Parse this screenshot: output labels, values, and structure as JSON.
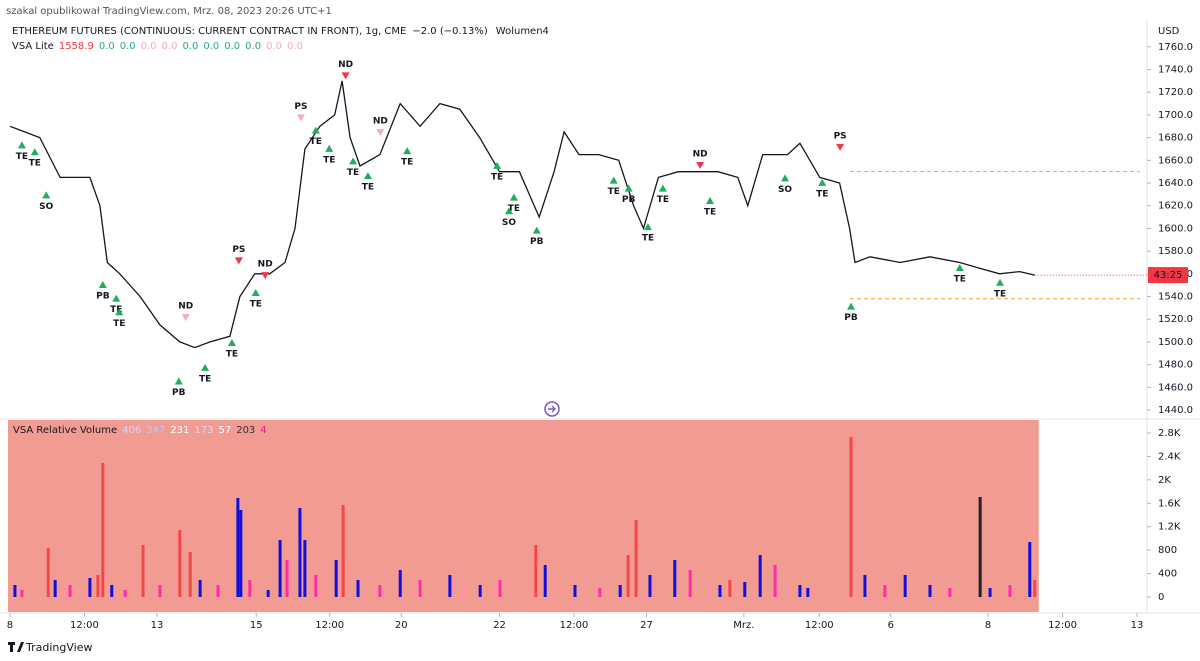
{
  "header": {
    "published": "szakal opublikował TradingView.com, Mrz. 08, 2023 20:26 UTC+1",
    "symbol": "ETHEREUM FUTURES (CONTINUOUS: CURRENT CONTRACT IN FRONT), 1g, CME",
    "change": "−2.0 (−0.13%)",
    "volume_label": "Wolumen4",
    "indicator": "VSA Lite",
    "indicator_values": [
      "1558.9",
      "0.0",
      "0.0",
      "0.0",
      "0.0",
      "0.0",
      "0.0",
      "0.0",
      "0.0",
      "0.0",
      "0.0"
    ],
    "indicator_colors": [
      "#f23645",
      "#22ab94",
      "#22ab94",
      "#f7a9c4",
      "#f7a9c4",
      "#22ab94",
      "#22ab94",
      "#22ab94",
      "#22ab94",
      "#f7a9c4",
      "#f7a9c4"
    ]
  },
  "volume_legend": {
    "title": "VSA Relative Volume",
    "values": [
      "406",
      "347",
      "231",
      "173",
      "57",
      "203",
      "4"
    ],
    "colors": [
      "#d9d6f5",
      "#c9c4f2",
      "#ffffff",
      "#e3d2f0",
      "#ffffff",
      "#333333",
      "#e91e8c"
    ]
  },
  "currency": "USD",
  "countdown": "43:25",
  "footer": "TradingView",
  "chart_data": [
    {
      "type": "line",
      "color": "#131722",
      "x": [
        0.4,
        6.4,
        10.5,
        16.5,
        18.5,
        20,
        22.5,
        26.6,
        30.6,
        34.6,
        37.6,
        40.7,
        44.7,
        46.7,
        49.7,
        52.7,
        55.8,
        57.8,
        59.8,
        62.8,
        65.8,
        67.3,
        68.9,
        70.9,
        74.9,
        79,
        83,
        87,
        91,
        95,
        99,
        103,
        107,
        110,
        112,
        115,
        119,
        123,
        126,
        128,
        131,
        135,
        139,
        143,
        147,
        149,
        152,
        157,
        159.5,
        163.5,
        167.5,
        169.5,
        170.6,
        173.6,
        179.7,
        185.7,
        191.7,
        195.7,
        199.7,
        203.8,
        206.8
      ],
      "values": [
        1690,
        1680,
        1645,
        1645,
        1620,
        1570,
        1560,
        1540,
        1515,
        1500,
        1495,
        1500,
        1505,
        1540,
        1560,
        1560,
        1570,
        1600,
        1670,
        1690,
        1700,
        1730,
        1680,
        1655,
        1665,
        1710,
        1690,
        1710,
        1705,
        1680,
        1650,
        1650,
        1610,
        1650,
        1685,
        1665,
        1665,
        1660,
        1620,
        1600,
        1645,
        1650,
        1650,
        1650,
        1645,
        1620,
        1665,
        1665,
        1675,
        1645,
        1640,
        1600,
        1570,
        1575,
        1570,
        1575,
        1570,
        1565,
        1560,
        1562,
        1558.9
      ],
      "xlim": [
        0,
        228
      ],
      "xticks": [
        {
          "value": 0.4,
          "label": "8"
        },
        {
          "value": 15.4,
          "label": "12:00"
        },
        {
          "value": 30,
          "label": "13"
        },
        {
          "value": 50,
          "label": "15"
        },
        {
          "value": 64.8,
          "label": "12:00"
        },
        {
          "value": 79.2,
          "label": "20"
        },
        {
          "value": 99,
          "label": "22"
        },
        {
          "value": 114,
          "label": "12:00"
        },
        {
          "value": 128.6,
          "label": "27"
        },
        {
          "value": 148.2,
          "label": "Mrz."
        },
        {
          "value": 163.4,
          "label": "12:00"
        },
        {
          "value": 177.8,
          "label": "6"
        },
        {
          "value": 197.4,
          "label": "8"
        },
        {
          "value": 212.4,
          "label": "12:00"
        },
        {
          "value": 227.4,
          "label": "13"
        }
      ],
      "ylim": [
        1433,
        1766
      ],
      "yticks": [
        {
          "value": 1440,
          "label": "1440.0"
        },
        {
          "value": 1460,
          "label": "1460.0"
        },
        {
          "value": 1480,
          "label": "1480.0"
        },
        {
          "value": 1500,
          "label": "1500.0"
        },
        {
          "value": 1520,
          "label": "1520.0"
        },
        {
          "value": 1540,
          "label": "1540.0"
        },
        {
          "value": 1560,
          "label": "1560.0"
        },
        {
          "value": 1580,
          "label": "1580.0"
        },
        {
          "value": 1600,
          "label": "1600.0"
        },
        {
          "value": 1620,
          "label": "1620.0"
        },
        {
          "value": 1640,
          "label": "1640.0"
        },
        {
          "value": 1660,
          "label": "1660.0"
        },
        {
          "value": 1680,
          "label": "1680.0"
        },
        {
          "value": 1700,
          "label": "1700.0"
        },
        {
          "value": 1720,
          "label": "1720.0"
        },
        {
          "value": 1740,
          "label": "1740.0"
        },
        {
          "value": 1760,
          "label": "1760.0"
        }
      ],
      "levels": [
        1650,
        1538
      ],
      "level_color": "#f5a623",
      "signals": [
        {
          "label": "TE",
          "x": 2.8,
          "value": 1674,
          "dir": "up",
          "color": "#1fae5b"
        },
        {
          "label": "TE",
          "x": 5.4,
          "value": 1668,
          "dir": "up",
          "color": "#1fae5b"
        },
        {
          "label": "SO",
          "x": 7.7,
          "value": 1630,
          "dir": "up",
          "color": "#1fae5b"
        },
        {
          "label": "PB",
          "x": 19.1,
          "value": 1551,
          "dir": "up",
          "color": "#1fae5b"
        },
        {
          "label": "TE",
          "x": 21.8,
          "value": 1539,
          "dir": "up",
          "color": "#1fae5b"
        },
        {
          "label": "TE",
          "x": 22.4,
          "value": 1527,
          "dir": "up",
          "color": "#1fae5b"
        },
        {
          "label": "PS",
          "x": 46.5,
          "value": 1571,
          "dir": "down",
          "color": "#f23645"
        },
        {
          "label": "ND",
          "x": 51.8,
          "value": 1558,
          "dir": "down",
          "color": "#f23645"
        },
        {
          "label": "TE",
          "x": 49.9,
          "value": 1544,
          "dir": "up",
          "color": "#1fae5b"
        },
        {
          "label": "ND",
          "x": 35.8,
          "value": 1521,
          "dir": "down",
          "color": "#f7a9c4"
        },
        {
          "label": "TE",
          "x": 39.7,
          "value": 1478,
          "dir": "up",
          "color": "#1fae5b"
        },
        {
          "label": "PB",
          "x": 34.4,
          "value": 1466,
          "dir": "up",
          "color": "#1fae5b"
        },
        {
          "label": "TE",
          "x": 45.1,
          "value": 1500,
          "dir": "up",
          "color": "#1fae5b"
        },
        {
          "label": "PS",
          "x": 59,
          "value": 1697,
          "dir": "down",
          "color": "#f7a9c4"
        },
        {
          "label": "TE",
          "x": 62,
          "value": 1687,
          "dir": "up",
          "color": "#1fae5b"
        },
        {
          "label": "TE",
          "x": 64.7,
          "value": 1671,
          "dir": "up",
          "color": "#1fae5b"
        },
        {
          "label": "ND",
          "x": 68,
          "value": 1734,
          "dir": "down",
          "color": "#f23645"
        },
        {
          "label": "ND",
          "x": 75,
          "value": 1684,
          "dir": "down",
          "color": "#f7a9c4"
        },
        {
          "label": "TE",
          "x": 69.5,
          "value": 1660,
          "dir": "up",
          "color": "#1fae5b"
        },
        {
          "label": "TE",
          "x": 72.5,
          "value": 1647,
          "dir": "up",
          "color": "#1fae5b"
        },
        {
          "label": "TE",
          "x": 80.4,
          "value": 1669,
          "dir": "up",
          "color": "#1fae5b"
        },
        {
          "label": "TE",
          "x": 98.5,
          "value": 1656,
          "dir": "up",
          "color": "#1fae5b"
        },
        {
          "label": "TE",
          "x": 101.9,
          "value": 1628,
          "dir": "up",
          "color": "#1fae5b"
        },
        {
          "label": "SO",
          "x": 100.9,
          "value": 1616,
          "dir": "up",
          "color": "#1fae5b"
        },
        {
          "label": "PB",
          "x": 106.5,
          "value": 1599,
          "dir": "up",
          "color": "#1fae5b"
        },
        {
          "label": "TE",
          "x": 122,
          "value": 1643,
          "dir": "up",
          "color": "#1fae5b"
        },
        {
          "label": "PB",
          "x": 125,
          "value": 1636,
          "dir": "up",
          "color": "#1fae5b"
        },
        {
          "label": "TE",
          "x": 128.9,
          "value": 1602,
          "dir": "up",
          "color": "#1fae5b"
        },
        {
          "label": "TE",
          "x": 131.9,
          "value": 1636,
          "dir": "up",
          "color": "#1fae5b"
        },
        {
          "label": "ND",
          "x": 139.4,
          "value": 1655,
          "dir": "down",
          "color": "#f23645"
        },
        {
          "label": "TE",
          "x": 141.4,
          "value": 1625,
          "dir": "up",
          "color": "#1fae5b"
        },
        {
          "label": "SO",
          "x": 156.5,
          "value": 1645,
          "dir": "up",
          "color": "#1fae5b"
        },
        {
          "label": "TE",
          "x": 164,
          "value": 1641,
          "dir": "up",
          "color": "#1fae5b"
        },
        {
          "label": "PS",
          "x": 167.6,
          "value": 1671,
          "dir": "down",
          "color": "#f23645"
        },
        {
          "label": "PB",
          "x": 169.8,
          "value": 1532,
          "dir": "up",
          "color": "#1fae5b"
        },
        {
          "label": "TE",
          "x": 191.7,
          "value": 1566,
          "dir": "up",
          "color": "#1fae5b"
        },
        {
          "label": "TE",
          "x": 199.8,
          "value": 1553,
          "dir": "up",
          "color": "#1fae5b"
        }
      ]
    },
    {
      "type": "bar",
      "background": "#f29b93",
      "x": [
        1.4,
        2.8,
        8.1,
        9.5,
        12.5,
        16.5,
        18.1,
        19.1,
        20.9,
        23.6,
        27.2,
        30.6,
        34.6,
        36.7,
        38.7,
        42.3,
        46.3,
        46.9,
        48.7,
        52.4,
        54.8,
        56.2,
        58.8,
        59.8,
        62,
        66.1,
        67.5,
        70.5,
        74.9,
        79,
        83,
        89,
        95.1,
        99.1,
        106.3,
        108.2,
        114.2,
        119.2,
        123.3,
        124.9,
        126.5,
        129.3,
        134.3,
        137.4,
        143.4,
        145.4,
        148.4,
        151.5,
        154.5,
        159.5,
        161.1,
        169.8,
        172.6,
        176.6,
        180.7,
        185.7,
        189.7,
        195.8,
        197.8,
        201.8,
        205.8,
        206.8
      ],
      "values": [
        205,
        120,
        837,
        290,
        205,
        324,
        376,
        2288,
        205,
        120,
        888,
        205,
        1144,
        768,
        290,
        205,
        1690,
        1485,
        290,
        120,
        973,
        632,
        1520,
        973,
        376,
        632,
        1571,
        290,
        205,
        461,
        290,
        376,
        205,
        290,
        888,
        546,
        205,
        154,
        205,
        717,
        1315,
        376,
        632,
        461,
        205,
        290,
        256,
        717,
        546,
        205,
        154,
        2732,
        376,
        205,
        376,
        205,
        154,
        1707,
        154,
        205,
        939,
        290
      ],
      "colors": [
        "#1010d8",
        "#ff2ea8",
        "#f44848",
        "#1010d8",
        "#ff2ea8",
        "#1010d8",
        "#f44848",
        "#f44848",
        "#1010d8",
        "#ff2ea8",
        "#f44848",
        "#ff2ea8",
        "#f44848",
        "#f44848",
        "#1010d8",
        "#ff2ea8",
        "#1010d8",
        "#1010d8",
        "#ff2ea8",
        "#1010d8",
        "#1010d8",
        "#ff2ea8",
        "#1010d8",
        "#1010d8",
        "#ff2ea8",
        "#1010d8",
        "#f44848",
        "#1010d8",
        "#ff2ea8",
        "#1010d8",
        "#ff2ea8",
        "#1010d8",
        "#1010d8",
        "#ff2ea8",
        "#f44848",
        "#1010d8",
        "#1010d8",
        "#ff2ea8",
        "#1010d8",
        "#f44848",
        "#f44848",
        "#1010d8",
        "#1010d8",
        "#ff2ea8",
        "#1010d8",
        "#f44848",
        "#1010d8",
        "#1010d8",
        "#ff2ea8",
        "#1010d8",
        "#1010d8",
        "#f44848",
        "#1010d8",
        "#ff2ea8",
        "#1010d8",
        "#1010d8",
        "#ff2ea8",
        "#222222",
        "#1010d8",
        "#ff2ea8",
        "#1010d8",
        "#f44848"
      ],
      "ylim": [
        -256,
        3022
      ],
      "yticks": [
        0,
        400,
        800,
        {
          "value": 1200,
          "label": "1.2K"
        },
        {
          "value": 1600,
          "label": "1.6K"
        },
        {
          "value": 2000,
          "label": "2K"
        },
        {
          "value": 2400,
          "label": "2.4K"
        },
        {
          "value": 2800,
          "label": "2.8K"
        }
      ]
    }
  ]
}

_ _ _ _

WHAT THE TASK ASKS: Copy each line above that contains the word "TradingView".

RESPONSE FOR THIS EXERCISE:
    "published": "szakal opublikował TradingView.com, Mrz. 08, 2023 20:26 UTC+1",
  "footer": "TradingView",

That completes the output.